== Written request ==
The records that follow are to be repeated exactly, with the pictures removed.

== Dataset entries ==
·····
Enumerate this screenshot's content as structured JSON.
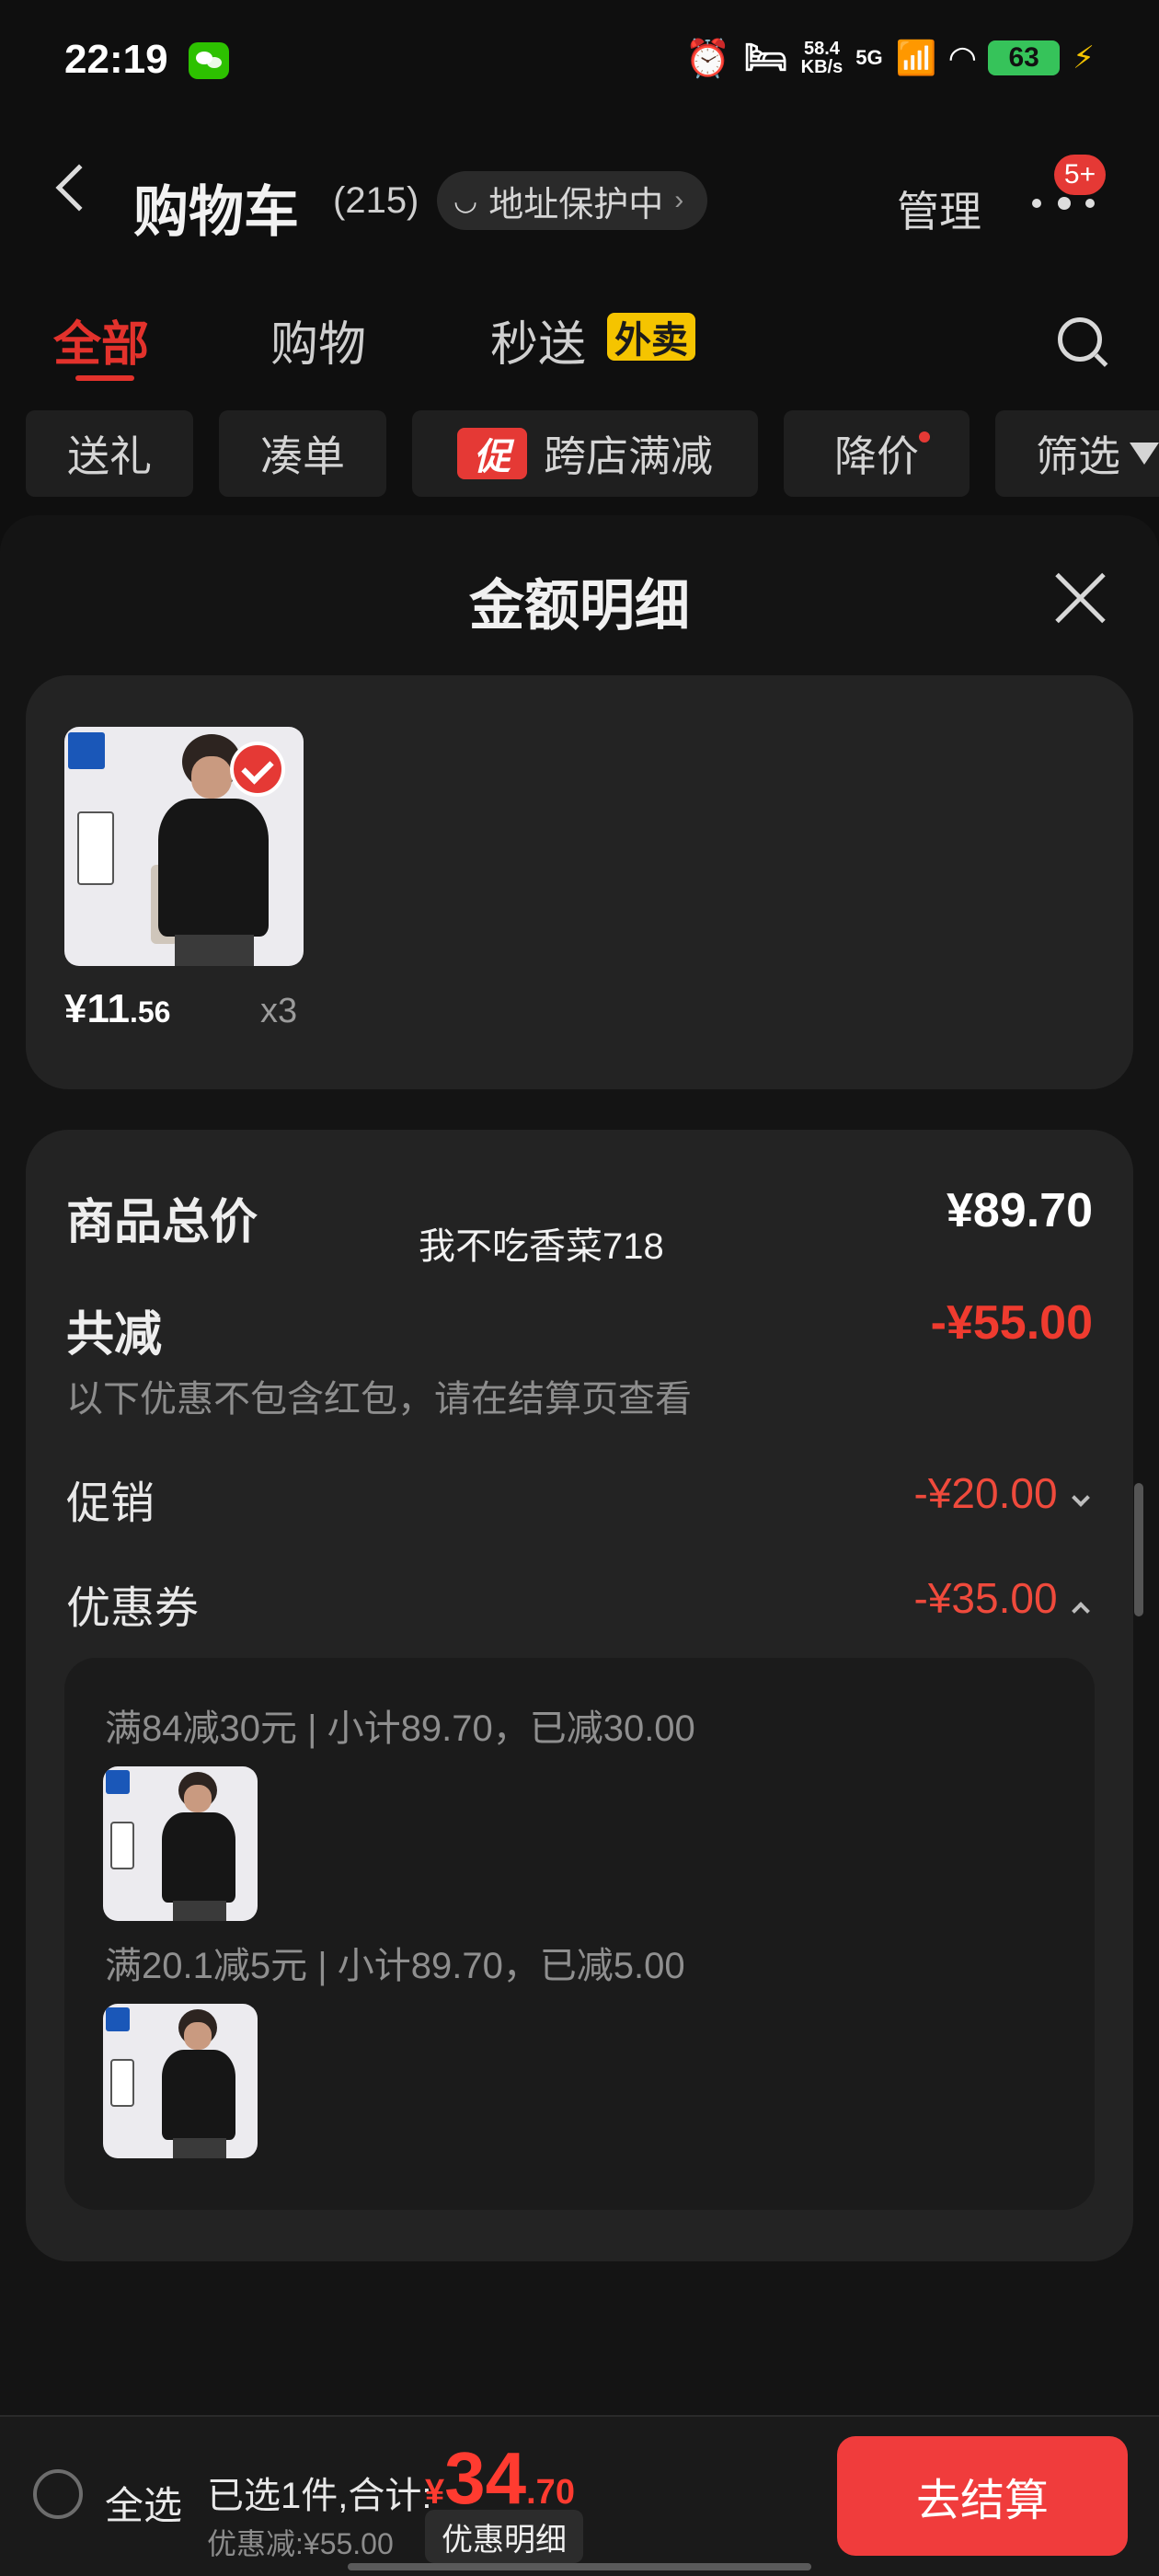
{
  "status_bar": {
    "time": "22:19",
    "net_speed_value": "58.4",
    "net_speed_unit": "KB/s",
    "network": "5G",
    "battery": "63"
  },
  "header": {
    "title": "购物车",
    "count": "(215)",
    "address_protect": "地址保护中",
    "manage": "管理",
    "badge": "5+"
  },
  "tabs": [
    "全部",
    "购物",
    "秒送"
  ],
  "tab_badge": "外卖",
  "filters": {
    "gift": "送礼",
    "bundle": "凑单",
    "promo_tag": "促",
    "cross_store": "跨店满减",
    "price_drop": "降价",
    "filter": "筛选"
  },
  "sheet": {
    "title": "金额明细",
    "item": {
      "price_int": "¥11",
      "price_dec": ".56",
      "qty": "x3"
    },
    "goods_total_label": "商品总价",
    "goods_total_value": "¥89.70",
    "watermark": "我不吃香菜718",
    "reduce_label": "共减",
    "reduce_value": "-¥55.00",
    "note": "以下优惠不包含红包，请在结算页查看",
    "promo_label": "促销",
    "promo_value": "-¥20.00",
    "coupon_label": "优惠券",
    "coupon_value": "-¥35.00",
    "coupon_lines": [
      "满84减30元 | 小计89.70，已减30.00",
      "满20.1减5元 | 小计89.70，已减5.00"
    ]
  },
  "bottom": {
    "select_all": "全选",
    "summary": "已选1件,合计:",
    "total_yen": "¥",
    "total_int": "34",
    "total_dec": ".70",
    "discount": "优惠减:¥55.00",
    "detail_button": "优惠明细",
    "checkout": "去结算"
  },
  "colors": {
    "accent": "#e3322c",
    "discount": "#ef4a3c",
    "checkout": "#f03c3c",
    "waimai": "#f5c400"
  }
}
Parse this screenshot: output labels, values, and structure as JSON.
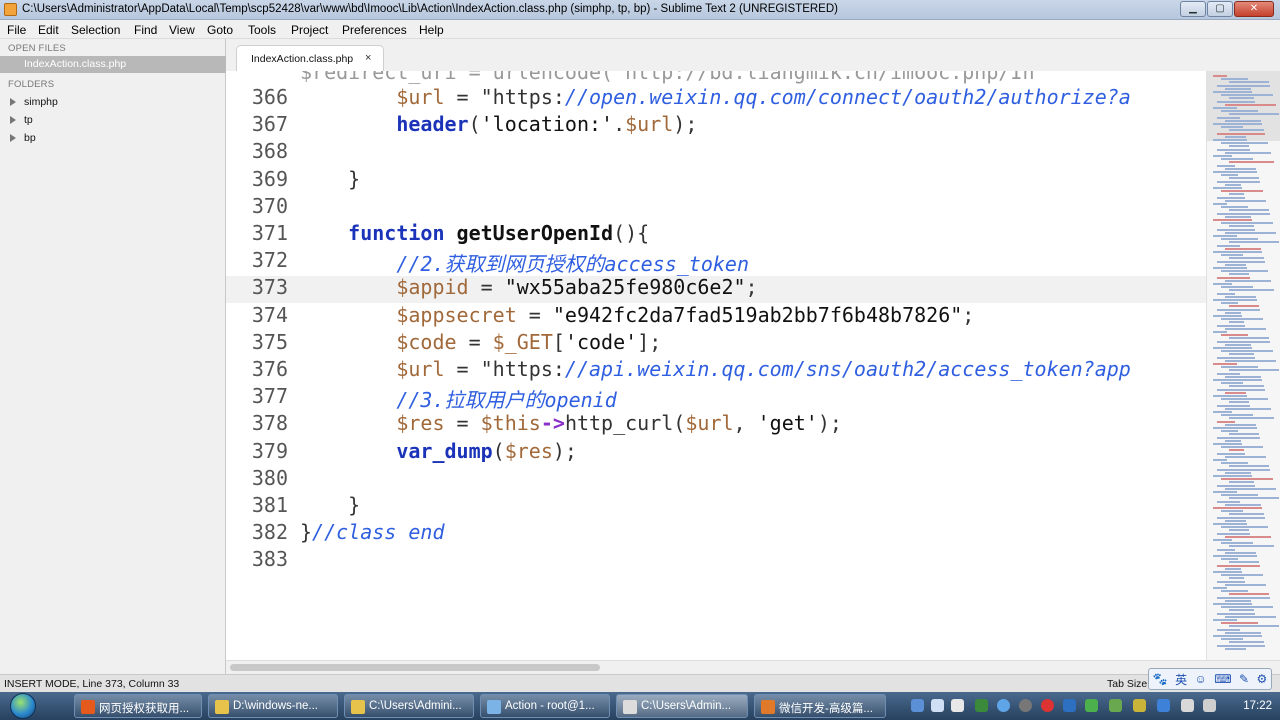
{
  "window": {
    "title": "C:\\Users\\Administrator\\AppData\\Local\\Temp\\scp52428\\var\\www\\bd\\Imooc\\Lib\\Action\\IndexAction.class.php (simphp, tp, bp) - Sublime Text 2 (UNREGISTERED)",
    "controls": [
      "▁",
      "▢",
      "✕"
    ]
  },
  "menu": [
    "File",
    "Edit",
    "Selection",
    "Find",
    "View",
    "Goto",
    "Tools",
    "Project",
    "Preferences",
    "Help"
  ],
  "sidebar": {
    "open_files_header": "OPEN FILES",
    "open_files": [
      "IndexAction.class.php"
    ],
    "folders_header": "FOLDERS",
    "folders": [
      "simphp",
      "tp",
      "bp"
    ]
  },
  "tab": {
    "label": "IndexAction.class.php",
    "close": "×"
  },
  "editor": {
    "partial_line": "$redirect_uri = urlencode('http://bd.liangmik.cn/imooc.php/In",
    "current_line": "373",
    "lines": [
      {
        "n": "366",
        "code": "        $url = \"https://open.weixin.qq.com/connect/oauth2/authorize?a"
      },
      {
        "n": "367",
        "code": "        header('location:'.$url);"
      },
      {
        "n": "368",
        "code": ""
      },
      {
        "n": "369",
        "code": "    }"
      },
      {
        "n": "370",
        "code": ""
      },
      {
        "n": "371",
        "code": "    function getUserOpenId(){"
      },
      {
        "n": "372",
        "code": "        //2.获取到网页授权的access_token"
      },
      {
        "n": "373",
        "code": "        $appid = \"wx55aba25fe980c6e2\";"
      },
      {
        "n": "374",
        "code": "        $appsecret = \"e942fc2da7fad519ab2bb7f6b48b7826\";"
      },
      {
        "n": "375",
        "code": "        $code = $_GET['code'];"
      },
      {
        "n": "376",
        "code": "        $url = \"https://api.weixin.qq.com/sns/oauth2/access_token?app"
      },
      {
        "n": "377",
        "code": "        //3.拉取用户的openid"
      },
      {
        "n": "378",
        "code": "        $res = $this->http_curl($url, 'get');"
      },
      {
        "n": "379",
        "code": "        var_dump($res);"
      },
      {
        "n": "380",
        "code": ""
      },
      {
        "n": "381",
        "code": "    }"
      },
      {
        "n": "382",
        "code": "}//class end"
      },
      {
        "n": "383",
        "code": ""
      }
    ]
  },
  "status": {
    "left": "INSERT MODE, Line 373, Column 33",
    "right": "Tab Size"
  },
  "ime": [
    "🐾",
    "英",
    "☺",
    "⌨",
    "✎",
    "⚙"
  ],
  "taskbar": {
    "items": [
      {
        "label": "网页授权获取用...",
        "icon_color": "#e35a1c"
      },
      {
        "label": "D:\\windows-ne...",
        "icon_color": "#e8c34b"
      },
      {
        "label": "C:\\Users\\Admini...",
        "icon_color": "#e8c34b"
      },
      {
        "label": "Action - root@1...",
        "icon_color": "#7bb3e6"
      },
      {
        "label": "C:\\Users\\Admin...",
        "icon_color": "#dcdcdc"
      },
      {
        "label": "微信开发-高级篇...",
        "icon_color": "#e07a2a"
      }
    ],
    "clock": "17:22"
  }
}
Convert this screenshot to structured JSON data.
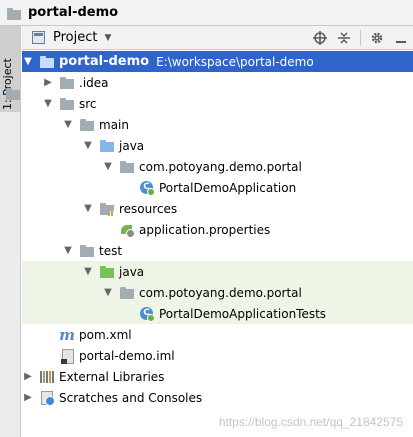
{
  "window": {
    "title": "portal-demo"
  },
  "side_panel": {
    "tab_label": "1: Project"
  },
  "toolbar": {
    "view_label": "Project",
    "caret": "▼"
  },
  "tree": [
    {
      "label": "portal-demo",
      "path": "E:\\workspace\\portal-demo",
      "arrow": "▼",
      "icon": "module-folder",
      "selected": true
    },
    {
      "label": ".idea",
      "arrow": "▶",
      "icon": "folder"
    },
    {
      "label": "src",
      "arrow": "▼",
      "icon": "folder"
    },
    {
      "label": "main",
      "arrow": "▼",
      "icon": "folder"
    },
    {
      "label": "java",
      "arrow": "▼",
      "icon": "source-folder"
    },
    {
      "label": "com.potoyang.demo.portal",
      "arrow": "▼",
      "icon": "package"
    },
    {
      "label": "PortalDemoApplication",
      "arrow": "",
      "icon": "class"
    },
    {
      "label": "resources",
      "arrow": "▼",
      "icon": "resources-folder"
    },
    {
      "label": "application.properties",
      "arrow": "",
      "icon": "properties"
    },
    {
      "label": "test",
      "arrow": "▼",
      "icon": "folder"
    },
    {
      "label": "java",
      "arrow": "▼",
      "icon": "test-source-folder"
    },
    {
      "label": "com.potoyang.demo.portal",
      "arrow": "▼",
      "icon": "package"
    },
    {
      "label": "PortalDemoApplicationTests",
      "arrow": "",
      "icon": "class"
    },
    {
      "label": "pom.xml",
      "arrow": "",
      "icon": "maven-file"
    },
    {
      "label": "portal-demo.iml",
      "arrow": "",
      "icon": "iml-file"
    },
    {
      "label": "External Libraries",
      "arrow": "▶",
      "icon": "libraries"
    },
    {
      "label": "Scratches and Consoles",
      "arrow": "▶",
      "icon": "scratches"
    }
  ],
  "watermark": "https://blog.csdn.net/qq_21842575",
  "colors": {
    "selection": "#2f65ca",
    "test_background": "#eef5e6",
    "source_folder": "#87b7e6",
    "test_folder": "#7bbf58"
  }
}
·····
== Solved problem ==
Enumerate this screenshot's content as structured JSON.
{
  "status_bar": {
    "time": "22:19",
    "net_speed_value": "58.4",
    "net_speed_unit": "KB/s",
    "network": "5G",
    "battery": "63"
  },
  "header": {
    "title": "购物车",
    "count": "(215)",
    "address_protect": "地址保护中",
    "manage": "管理",
    "badge": "5+"
  },
  "tabs": [
    "全部",
    "购物",
    "秒送"
  ],
  "tab_badge": "外卖",
  "filters": {
    "gift": "送礼",
    "bundle": "凑单",
    "promo_tag": "促",
    "cross_store": "跨店满减",
    "price_drop": "降价",
    "filter": "筛选"
  },
  "sheet": {
    "title": "金额明细",
    "item": {
      "price_int": "¥11",
      "price_dec": ".56",
      "qty": "x3"
    },
    "goods_total_label": "商品总价",
    "goods_total_value": "¥89.70",
    "watermark": "我不吃香菜718",
    "reduce_label": "共减",
    "reduce_value": "-¥55.00",
    "note": "以下优惠不包含红包，请在结算页查看",
    "promo_label": "促销",
    "promo_value": "-¥20.00",
    "coupon_label": "优惠券",
    "coupon_value": "-¥35.00",
    "coupon_lines": [
      "满84减30元 | 小计89.70，已减30.00",
      "满20.1减5元 | 小计89.70，已减5.00"
    ]
  },
  "bottom": {
    "select_all": "全选",
    "summary": "已选1件,合计:",
    "total_yen": "¥",
    "total_int": "34",
    "total_dec": ".70",
    "discount": "优惠减:¥55.00",
    "detail_button": "优惠明细",
    "checkout": "去结算"
  },
  "colors": {
    "accent": "#e3322c",
    "discount": "#ef4a3c",
    "checkout": "#f03c3c",
    "waimai": "#f5c400"
  }
}
Parse this screenshot: output labels, values, and structure as JSON.
{
  "window": {
    "title": "C:\\Users\\Administrator\\AppData\\Local\\Temp\\scp52428\\var\\www\\bd\\Imooc\\Lib\\Action\\IndexAction.class.php (simphp, tp, bp) - Sublime Text 2 (UNREGISTERED)",
    "controls": [
      "▁",
      "▢",
      "✕"
    ]
  },
  "menu": [
    "File",
    "Edit",
    "Selection",
    "Find",
    "View",
    "Goto",
    "Tools",
    "Project",
    "Preferences",
    "Help"
  ],
  "sidebar": {
    "open_files_header": "OPEN FILES",
    "open_files": [
      "IndexAction.class.php"
    ],
    "folders_header": "FOLDERS",
    "folders": [
      "simphp",
      "tp",
      "bp"
    ]
  },
  "tab": {
    "label": "IndexAction.class.php",
    "close": "×"
  },
  "editor": {
    "partial_line": "$redirect_uri = urlencode('http://bd.liangmik.cn/imooc.php/In",
    "current_line": "373",
    "lines": [
      {
        "n": "366",
        "code": "        $url = \"https://open.weixin.qq.com/connect/oauth2/authorize?a"
      },
      {
        "n": "367",
        "code": "        header('location:'.$url);"
      },
      {
        "n": "368",
        "code": ""
      },
      {
        "n": "369",
        "code": "    }"
      },
      {
        "n": "370",
        "code": ""
      },
      {
        "n": "371",
        "code": "    function getUserOpenId(){"
      },
      {
        "n": "372",
        "code": "        //2.获取到网页授权的access_token"
      },
      {
        "n": "373",
        "code": "        $appid = \"wx55aba25fe980c6e2\";"
      },
      {
        "n": "374",
        "code": "        $appsecret = \"e942fc2da7fad519ab2bb7f6b48b7826\";"
      },
      {
        "n": "375",
        "code": "        $code = $_GET['code'];"
      },
      {
        "n": "376",
        "code": "        $url = \"https://api.weixin.qq.com/sns/oauth2/access_token?app"
      },
      {
        "n": "377",
        "code": "        //3.拉取用户的openid"
      },
      {
        "n": "378",
        "code": "        $res = $this->http_curl($url, 'get');"
      },
      {
        "n": "379",
        "code": "        var_dump($res);"
      },
      {
        "n": "380",
        "code": ""
      },
      {
        "n": "381",
        "code": "    }"
      },
      {
        "n": "382",
        "code": "}//class end"
      },
      {
        "n": "383",
        "code": ""
      }
    ]
  },
  "status": {
    "left": "INSERT MODE, Line 373, Column 33",
    "right": "Tab Size"
  },
  "ime": [
    "🐾",
    "英",
    "☺",
    "⌨",
    "✎",
    "⚙"
  ],
  "taskbar": {
    "items": [
      {
        "label": "网页授权获取用...",
        "icon_color": "#e35a1c"
      },
      {
        "label": "D:\\windows-ne...",
        "icon_color": "#e8c34b"
      },
      {
        "label": "C:\\Users\\Admini...",
        "icon_color": "#e8c34b"
      },
      {
        "label": "Action - root@1...",
        "icon_color": "#7bb3e6"
      },
      {
        "label": "C:\\Users\\Admin...",
        "icon_color": "#dcdcdc"
      },
      {
        "label": "微信开发-高级篇...",
        "icon_color": "#e07a2a"
      }
    ],
    "clock": "17:22"
  }
}
Convert this screenshot to structured JSON data.
{
  "window": {
    "title": "portal-demo"
  },
  "side_panel": {
    "tab_label": "1: Project"
  },
  "toolbar": {
    "view_label": "Project",
    "caret": "▼"
  },
  "tree": [
    {
      "label": "portal-demo",
      "path": "E:\\workspace\\portal-demo",
      "arrow": "▼",
      "icon": "module-folder",
      "selected": true
    },
    {
      "label": ".idea",
      "arrow": "▶",
      "icon": "folder"
    },
    {
      "label": "src",
      "arrow": "▼",
      "icon": "folder"
    },
    {
      "label": "main",
      "arrow": "▼",
      "icon": "folder"
    },
    {
      "label": "java",
      "arrow": "▼",
      "icon": "source-folder"
    },
    {
      "label": "com.potoyang.demo.portal",
      "arrow": "▼",
      "icon": "package"
    },
    {
      "label": "PortalDemoApplication",
      "arrow": "",
      "icon": "class"
    },
    {
      "label": "resources",
      "arrow": "▼",
      "icon": "resources-folder"
    },
    {
      "label": "application.properties",
      "arrow": "",
      "icon": "properties"
    },
    {
      "label": "test",
      "arrow": "▼",
      "icon": "folder"
    },
    {
      "label": "java",
      "arrow": "▼",
      "icon": "test-source-folder"
    },
    {
      "label": "com.potoyang.demo.portal",
      "arrow": "▼",
      "icon": "package"
    },
    {
      "label": "PortalDemoApplicationTests",
      "arrow": "",
      "icon": "class"
    },
    {
      "label": "pom.xml",
      "arrow": "",
      "icon": "maven-file"
    },
    {
      "label": "portal-demo.iml",
      "arrow": "",
      "icon": "iml-file"
    },
    {
      "label": "External Libraries",
      "arrow": "▶",
      "icon": "libraries"
    },
    {
      "label": "Scratches and Consoles",
      "arrow": "▶",
      "icon": "scratches"
    }
  ],
  "watermark": "https://blog.csdn.net/qq_21842575",
  "colors": {
    "selection": "#2f65ca",
    "test_background": "#eef5e6",
    "source_folder": "#87b7e6",
    "test_folder": "#7bbf58"
  }
}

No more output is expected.